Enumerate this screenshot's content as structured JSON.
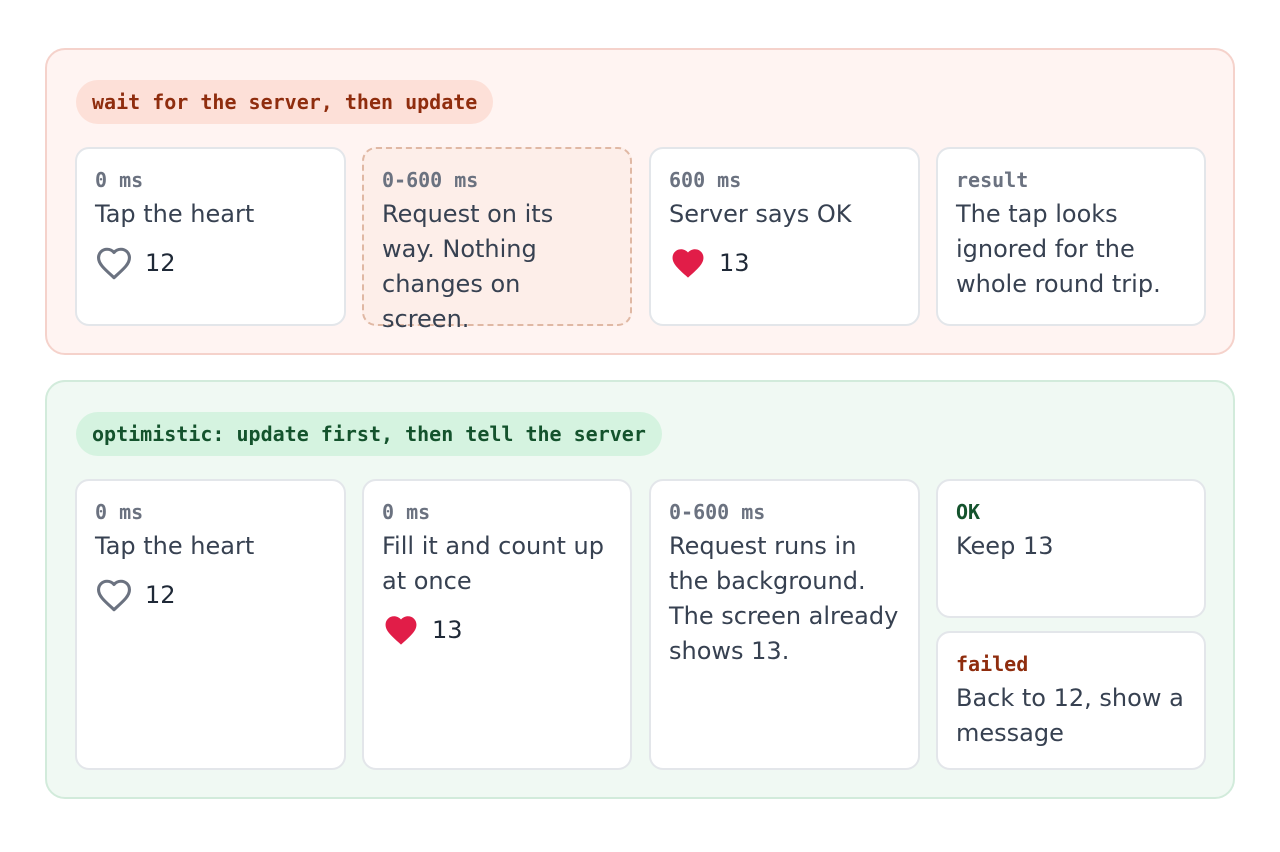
{
  "wait_panel": {
    "label": "wait for the server, then update",
    "steps": [
      {
        "time": "0 ms",
        "text": "Tap the heart",
        "heart": "outline",
        "count": "12"
      },
      {
        "time": "0-600 ms",
        "text": "Request on its way. Nothing changes on screen."
      },
      {
        "time": "600 ms",
        "text": "Server says OK",
        "heart": "filled",
        "count": "13"
      },
      {
        "time": "result",
        "text": "The tap looks ignored for the whole round trip."
      }
    ]
  },
  "optimistic_panel": {
    "label": "optimistic: update first, then tell the server",
    "steps": [
      {
        "time": "0 ms",
        "text": "Tap the heart",
        "heart": "outline",
        "count": "12"
      },
      {
        "time": "0 ms",
        "text": "Fill it and count up at once",
        "heart": "filled",
        "count": "13"
      },
      {
        "time": "0-600 ms",
        "text": "Request runs in the background. The screen already shows 13."
      }
    ],
    "outcomes": {
      "ok": {
        "label": "OK",
        "text": "Keep 13"
      },
      "failed": {
        "label": "failed",
        "text": "Back to 12, show a message"
      }
    }
  },
  "colors": {
    "heart_filled": "#e11d48",
    "heart_outline": "#6b7280",
    "wait_accent": "#8f2d0e",
    "optimistic_accent": "#14532d"
  }
}
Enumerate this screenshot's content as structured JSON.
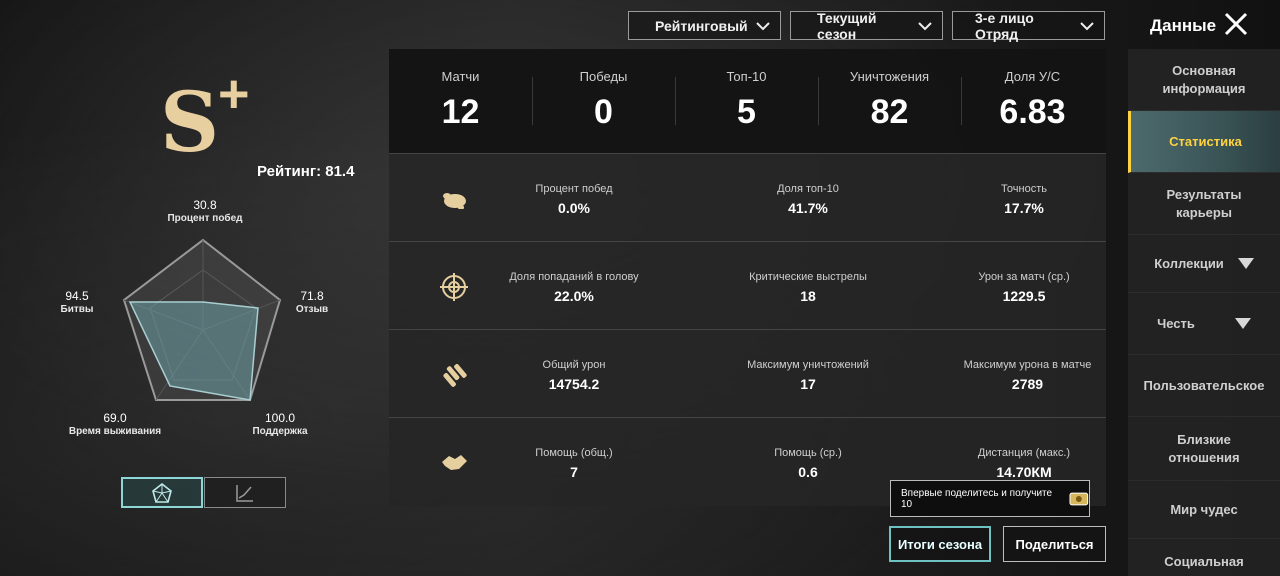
☆ ☆ ☆
→ **Aim**:
Make a word-for-word copy of the entries, without any pictures.

→ **Result**:
Enumerate this screenshot's content as structured JSON.
{
  "wait_panel": {
    "label": "wait for the server, then update",
    "steps": [
      {
        "time": "0 ms",
        "text": "Tap the heart",
        "heart": "outline",
        "count": "12"
      },
      {
        "time": "0-600 ms",
        "text": "Request on its way. Nothing changes on screen."
      },
      {
        "time": "600 ms",
        "text": "Server says OK",
        "heart": "filled",
        "count": "13"
      },
      {
        "time": "result",
        "text": "The tap looks ignored for the whole round trip."
      }
    ]
  },
  "optimistic_panel": {
    "label": "optimistic: update first, then tell the server",
    "steps": [
      {
        "time": "0 ms",
        "text": "Tap the heart",
        "heart": "outline",
        "count": "12"
      },
      {
        "time": "0 ms",
        "text": "Fill it and count up at once",
        "heart": "filled",
        "count": "13"
      },
      {
        "time": "0-600 ms",
        "text": "Request runs in the background. The screen already shows 13."
      }
    ],
    "outcomes": {
      "ok": {
        "label": "OK",
        "text": "Keep 13"
      },
      "failed": {
        "label": "failed",
        "text": "Back to 12, show a message"
      }
    }
  },
  "colors": {
    "heart_filled": "#e11d48",
    "heart_outline": "#6b7280",
    "wait_accent": "#8f2d0e",
    "optimistic_accent": "#14532d"
  }
}
Enumerate this screenshot's content as structured JSON.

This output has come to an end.